DESCRIPTION OF THE TASK: Rewrite the passage on LCoS display testing from "During the Jury" up to and including "for a reference.", replacing "Jury Panel" with "Review Panel".

Neither of them, however, implement a correction for the intensity fall-off in
the corners of the screen. This would require a sacrifice in peak brightness at
the center of the screen, which in my opinion is a fine trade-off in view of
the earlier discussions. This is yet another example of how peak brightness can
be traded for improved picture quality.
Gray-Scale
Irregularities: It’s very important for a display to have a very smooth gray-scale
so as not to produce false intensity contours in an image. All of the units
with internal 12-bit Gamma tables should be able to accurately reproduce the
input 8-bit signals provided all 256 levels are accurately measured and
calibrated at the factory. The JVC Professional unit had a perfectly smooth
gray-scale that was indistinguishable from that of a CRT, the ultimate
comparison test, so it received a grade of A+. The eLCOS and both Brillian
units had small gray-scale irregularities, but they were none-the-less much
better than most displays using other technologies and they received grades of
A-. Since these were all prototypes I would expect the production units to be
even better. The JVC Consumer unit showed considerably more gray-scale
irregularities and false contouring and received a grade of C.
During the Jury Panel
viewing tests quite a few panelists noticed that the blue wallpaper in the
Windows Media Center Edition was actually a continuously moving background
image with subtle variations in intensity, which made it an excellent indicator
of false contouring and gray-scale irregularities. I’m sure that wasn’t
Microsoft’s intention but it’s an excellent test pattern. Note that the image
has a small amount of contouring built-in, so you need a CRT for a reference.
Gray-Scale
Noise: Because
the LCoS gray-scale is produced by an analog Liquid Crystal response (Part A) I did not
expect to see the dithering noise that is present on DLP and Plasma displays,
which is generally noticeable at the dark end of the gray-scale. And I didn’t,
even on the eLCOS-JDSU and JVC Consumer units, which use digital Pulse Width
Modulation to generate the gray-scale. This is very impressive and imparts a
very smooth CRT-like gray-scale to the LCoS HDTVs.
Focus
and Convergence: The sharpness of the image depends on the focus of the individual
the red, green and blue channels and also their registration, which is referred
to as convergence. Most of the units had excellent convergence, with a peak
error of about one-third of a pixel in some areas of the screen. The JVC
Consumer unit had a peak misconvergence error of one pixel in some areas.

INFORMATION SHOWN:
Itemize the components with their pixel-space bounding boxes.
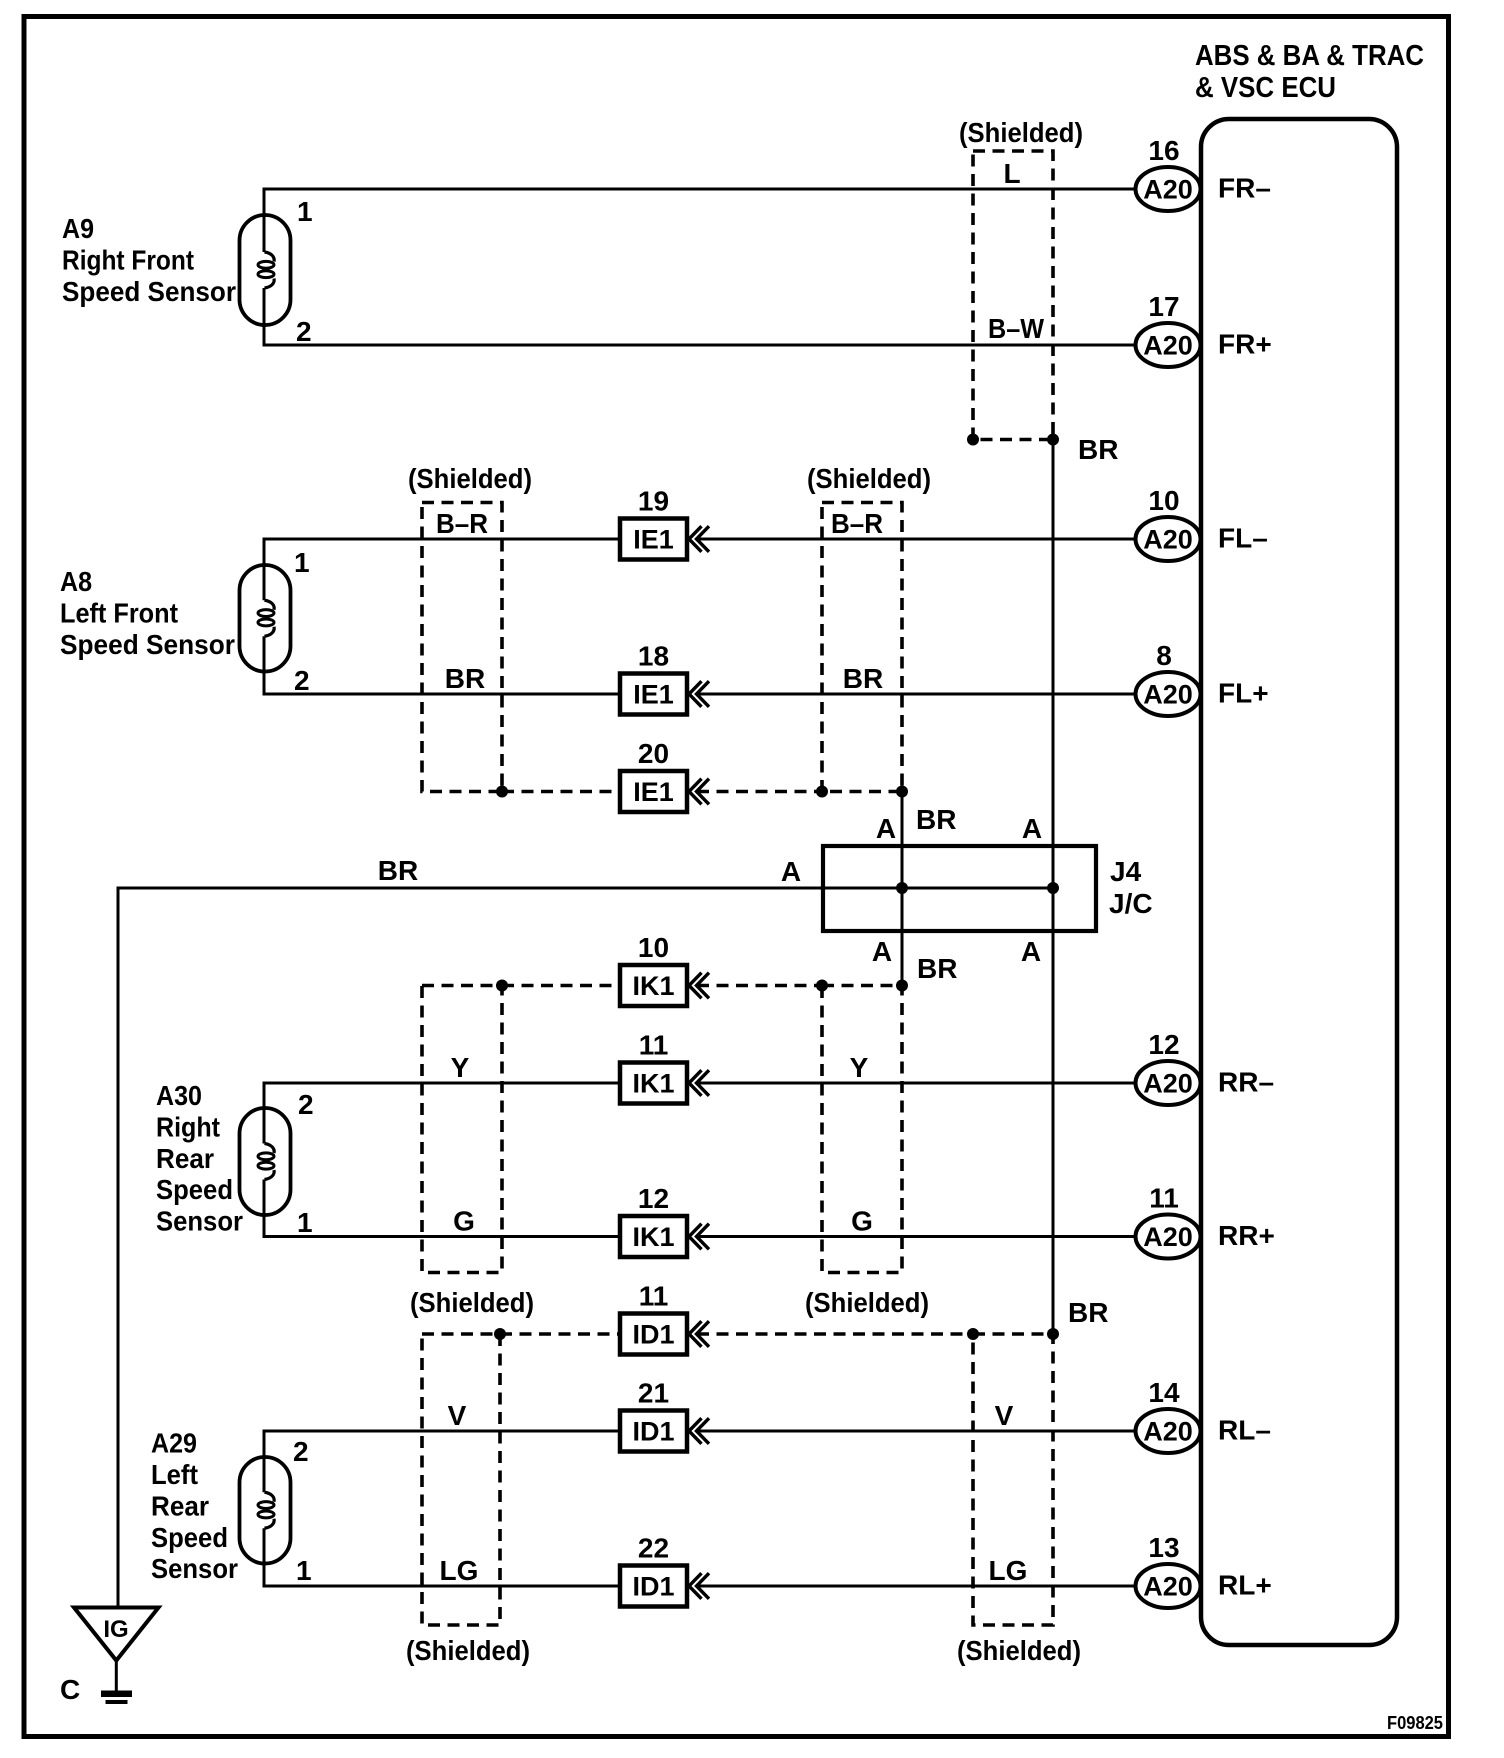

RESPONSE TO THIS EXERCISE:
During the Review Panel
viewing tests quite a few panelists noticed that the blue wallpaper in the
Windows Media Center Edition was actually a continuously moving background
image with subtle variations in intensity, which made it an excellent indicator
of false contouring and gray-scale irregularities. I’m sure that wasn’t
Microsoft’s intention but it’s an excellent test pattern. Note that the image
has a small amount of contouring built-in, so you need a CRT for a reference.